§ **Tarefas do exercício**
A: Reproduza um trecho do texto fornecido, começando nas palavras "A cidade é São" e parando logo após "e Sinewave Label.".
B: Segundo o texto fornecido, por quais selos o disco Blanka, do Poltergat, foi lançado?

§ **Texto fornecido**

......

A cidade é São Paulo. Sua cor é cinza. Seu céu é dividido entre grandes os arranha-céus e as nuvens que se misturam com a poluição. Cenário próprio de uma grande metrópole moderna que sofre com os mais diversos tipos de problemas.
A capital paulista não para e não descansa. Seus cidadãos sofrem com suas marcas, o tanto que tem a agradecer também tem a repudiar. A cobrança perante seus sonhos, suas conquistas, seus deveres e o que “esperam” de você estão estampados nas faces de seus habitantes entre um pingado e uma cerveja. Entre engravatados e ambulantes a pluralidade da cidade se mostra a cada esquina, a cada rusga ou conflito. Seja ele interno ou externo.
Essa angústia, agitação, caos e descompasso podem ser ouvidos através dos acordes cirúrgicos do Poltergat no incrível Blanka lançado no ano passado pelos selos Howlin’ Records e Sinewave Label.
Hoje vamos falar de outro lançamento com o selo de aprovação Sinewave, Pausa do Testemolde. Assim como o post sobre o disco do This Lonely Crowd, a dupla Elson Barbosa e Lucas Lippaus preparou um vídeo especial para introduzir o trio.



Como o próprio Elson, um dos responsáveis pela Sinewave, comenta no vídeo: “O epicentro é São Paulo. A cor é cinza. A base é rock. Assim como o concreto que envolve a cidade. Em 2017 a frase do release da banda de 2014 está mais atual do que nunca”.
Através de seus tempos quebrados, peso do metal misturado com o grunge a banda se fosse americana facilmente estaria presente no livro Nós Somos A Tempestade – Conversas Sobre o Metal Alternativo Dos Eua do jornalista Luiz Mazetto.

......

§ **Linhas**
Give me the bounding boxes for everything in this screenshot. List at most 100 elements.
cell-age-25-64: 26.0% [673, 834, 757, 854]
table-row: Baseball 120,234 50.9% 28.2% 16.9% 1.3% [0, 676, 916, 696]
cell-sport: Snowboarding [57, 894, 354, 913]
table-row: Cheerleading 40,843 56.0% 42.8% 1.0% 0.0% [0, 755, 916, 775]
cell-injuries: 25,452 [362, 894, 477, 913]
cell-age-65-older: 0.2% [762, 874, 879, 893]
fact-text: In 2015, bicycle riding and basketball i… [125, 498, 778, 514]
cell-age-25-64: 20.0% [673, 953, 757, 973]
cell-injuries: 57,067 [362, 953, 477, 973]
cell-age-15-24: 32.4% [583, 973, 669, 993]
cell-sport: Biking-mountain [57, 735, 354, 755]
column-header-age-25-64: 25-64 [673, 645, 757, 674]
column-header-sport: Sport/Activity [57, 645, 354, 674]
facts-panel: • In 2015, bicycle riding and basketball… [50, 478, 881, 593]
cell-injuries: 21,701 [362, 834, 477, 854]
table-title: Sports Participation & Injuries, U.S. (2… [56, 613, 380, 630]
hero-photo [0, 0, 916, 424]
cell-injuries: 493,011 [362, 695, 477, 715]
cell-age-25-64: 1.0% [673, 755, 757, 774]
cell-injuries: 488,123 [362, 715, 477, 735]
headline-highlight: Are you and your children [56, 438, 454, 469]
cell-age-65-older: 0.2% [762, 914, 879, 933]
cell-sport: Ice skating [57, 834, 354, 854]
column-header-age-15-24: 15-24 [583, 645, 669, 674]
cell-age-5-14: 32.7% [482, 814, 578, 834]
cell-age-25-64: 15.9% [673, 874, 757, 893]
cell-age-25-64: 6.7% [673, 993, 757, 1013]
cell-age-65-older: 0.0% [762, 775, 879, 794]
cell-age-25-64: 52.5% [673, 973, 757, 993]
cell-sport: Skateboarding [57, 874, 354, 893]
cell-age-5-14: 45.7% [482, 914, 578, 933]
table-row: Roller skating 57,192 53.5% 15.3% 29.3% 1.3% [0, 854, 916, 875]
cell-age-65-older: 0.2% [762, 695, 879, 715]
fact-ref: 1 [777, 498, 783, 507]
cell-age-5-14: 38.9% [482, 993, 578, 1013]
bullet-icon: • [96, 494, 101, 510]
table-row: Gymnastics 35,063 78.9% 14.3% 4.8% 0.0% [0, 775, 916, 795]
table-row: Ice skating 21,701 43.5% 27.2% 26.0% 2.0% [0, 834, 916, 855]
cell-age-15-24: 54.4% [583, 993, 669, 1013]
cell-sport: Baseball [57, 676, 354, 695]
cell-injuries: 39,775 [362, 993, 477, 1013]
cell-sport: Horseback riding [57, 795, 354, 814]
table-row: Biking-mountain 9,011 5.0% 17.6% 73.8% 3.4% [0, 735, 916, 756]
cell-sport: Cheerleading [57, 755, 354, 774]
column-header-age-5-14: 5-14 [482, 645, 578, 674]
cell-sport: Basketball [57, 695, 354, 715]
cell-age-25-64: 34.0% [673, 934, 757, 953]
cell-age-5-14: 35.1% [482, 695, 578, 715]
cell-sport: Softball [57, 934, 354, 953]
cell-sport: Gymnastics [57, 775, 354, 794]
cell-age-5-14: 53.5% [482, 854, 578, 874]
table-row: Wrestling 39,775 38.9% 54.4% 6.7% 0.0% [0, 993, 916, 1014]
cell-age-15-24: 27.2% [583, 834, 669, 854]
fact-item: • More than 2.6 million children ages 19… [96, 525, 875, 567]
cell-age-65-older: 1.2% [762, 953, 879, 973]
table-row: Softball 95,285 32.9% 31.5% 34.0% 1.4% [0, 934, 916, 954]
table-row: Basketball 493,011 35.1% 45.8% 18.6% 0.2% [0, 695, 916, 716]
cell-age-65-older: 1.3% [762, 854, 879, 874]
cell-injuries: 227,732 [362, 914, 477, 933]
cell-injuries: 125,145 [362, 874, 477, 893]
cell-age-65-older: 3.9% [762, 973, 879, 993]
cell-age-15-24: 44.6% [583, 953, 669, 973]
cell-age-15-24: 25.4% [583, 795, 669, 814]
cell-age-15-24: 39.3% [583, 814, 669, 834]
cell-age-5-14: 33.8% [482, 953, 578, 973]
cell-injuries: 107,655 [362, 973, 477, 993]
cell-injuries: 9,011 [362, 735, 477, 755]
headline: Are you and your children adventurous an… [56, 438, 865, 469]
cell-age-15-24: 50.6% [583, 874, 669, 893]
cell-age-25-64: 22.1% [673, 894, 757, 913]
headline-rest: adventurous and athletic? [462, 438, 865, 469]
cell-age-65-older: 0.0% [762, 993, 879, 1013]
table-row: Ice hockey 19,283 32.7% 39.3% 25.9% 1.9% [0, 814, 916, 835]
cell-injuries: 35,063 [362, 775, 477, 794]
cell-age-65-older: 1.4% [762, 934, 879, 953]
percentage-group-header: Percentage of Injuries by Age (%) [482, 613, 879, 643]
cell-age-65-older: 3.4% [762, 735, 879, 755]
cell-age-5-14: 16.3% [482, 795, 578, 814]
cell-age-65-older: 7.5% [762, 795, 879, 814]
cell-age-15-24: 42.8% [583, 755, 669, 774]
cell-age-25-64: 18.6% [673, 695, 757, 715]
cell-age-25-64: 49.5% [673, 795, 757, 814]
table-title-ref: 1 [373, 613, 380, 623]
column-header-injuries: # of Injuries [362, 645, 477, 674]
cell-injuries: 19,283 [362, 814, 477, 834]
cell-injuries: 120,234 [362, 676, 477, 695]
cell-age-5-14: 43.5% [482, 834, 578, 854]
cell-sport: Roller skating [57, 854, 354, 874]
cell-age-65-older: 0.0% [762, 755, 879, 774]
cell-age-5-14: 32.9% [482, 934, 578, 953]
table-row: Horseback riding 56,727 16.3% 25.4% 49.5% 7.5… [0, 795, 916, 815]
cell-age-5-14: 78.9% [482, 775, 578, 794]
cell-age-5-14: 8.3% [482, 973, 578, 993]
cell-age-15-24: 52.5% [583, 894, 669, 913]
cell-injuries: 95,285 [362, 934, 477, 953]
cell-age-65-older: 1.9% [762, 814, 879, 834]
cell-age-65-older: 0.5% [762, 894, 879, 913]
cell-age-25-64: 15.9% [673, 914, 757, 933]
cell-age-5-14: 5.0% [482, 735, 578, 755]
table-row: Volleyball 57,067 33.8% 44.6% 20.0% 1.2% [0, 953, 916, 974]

......

§ **Respostas do exercício**
A:
A cidade é São Paulo. Sua cor é cinza. Seu céu é dividido entre grandes os arranha-céus e as nuvens que se misturam com a poluição. Cenário próprio de uma grande metrópole moderna que sofre com os mais diversos tipos de problemas.
A capital paulista não para e não descansa. Seus cidadãos sofrem com suas marcas, o tanto que tem a agradecer também tem a repudiar. A cobrança perante seus sonhos, suas conquistas, seus deveres e o que “esperam” de você estão estampados nas faces de seus habitantes entre um pingado e uma cerveja. Entre engravatados e ambulantes a pluralidade da cidade se mostra a cada esquina, a cada rusga ou conflito. Seja ele interno ou externo.
Essa angústia, agitação, caos e descompasso podem ser ouvidos através dos acordes cirúrgicos do Poltergat no incrível Blanka lançado no ano passado pelos selos Howlin’ Records e Sinewave Label.

B: Pelos selos Howlin’ Records e Sinewave Label.